DATASET EXCERPTS —

★ ★ ★ ★ ★ ★ ★

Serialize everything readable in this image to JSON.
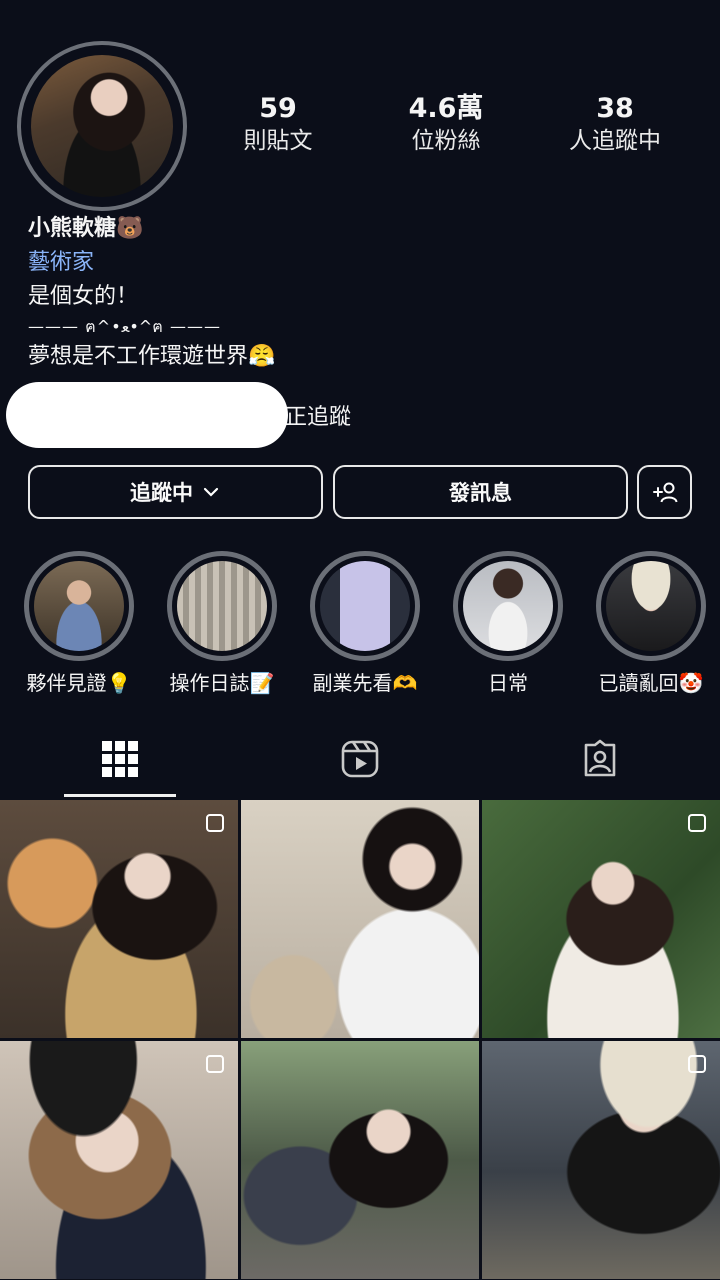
{
  "profile": {
    "stats": [
      {
        "value": "59",
        "label": "則貼文"
      },
      {
        "value": "4.6萬",
        "label": "位粉絲"
      },
      {
        "value": "38",
        "label": "人追蹤中"
      }
    ],
    "name": "小熊軟糖🐻",
    "category": "藝術家",
    "bio": [
      "是個女的！",
      "——— ฅ^•ﻌ•^ฅ ———",
      "夢想是不工作環遊世界😤"
    ],
    "followed_by": "正追蹤"
  },
  "actions": {
    "following_label": "追蹤中",
    "message_label": "發訊息"
  },
  "highlights": [
    {
      "label": "夥伴見證💡"
    },
    {
      "label": "操作日誌📝"
    },
    {
      "label": "副業先看🫶"
    },
    {
      "label": "日常"
    },
    {
      "label": "已讀亂回🤡"
    }
  ],
  "tabs": [
    "posts-grid",
    "reels",
    "tagged"
  ],
  "colors": {
    "background": "#0b0e19",
    "link": "#8ab4f8",
    "ring": "#6b6f77"
  }
}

★ ★ ★ ★ ★ ★ ★

Omit the pictures and restate the rest of the records verbatim.

OUTPUT OF THE TASK —
Serialize everything readable in this image to JSON.
{
  "profile": {
    "stats": [
      {
        "value": "59",
        "label": "則貼文"
      },
      {
        "value": "4.6萬",
        "label": "位粉絲"
      },
      {
        "value": "38",
        "label": "人追蹤中"
      }
    ],
    "name": "小熊軟糖🐻",
    "category": "藝術家",
    "bio": [
      "是個女的！",
      "——— ฅ^•ﻌ•^ฅ ———",
      "夢想是不工作環遊世界😤"
    ],
    "followed_by": "正追蹤"
  },
  "actions": {
    "following_label": "追蹤中",
    "message_label": "發訊息"
  },
  "highlights": [
    {
      "label": "夥伴見證💡"
    },
    {
      "label": "操作日誌📝"
    },
    {
      "label": "副業先看🫶"
    },
    {
      "label": "日常"
    },
    {
      "label": "已讀亂回🤡"
    }
  ],
  "tabs": [
    "posts-grid",
    "reels",
    "tagged"
  ],
  "colors": {
    "background": "#0b0e19",
    "link": "#8ab4f8",
    "ring": "#6b6f77"
  }
}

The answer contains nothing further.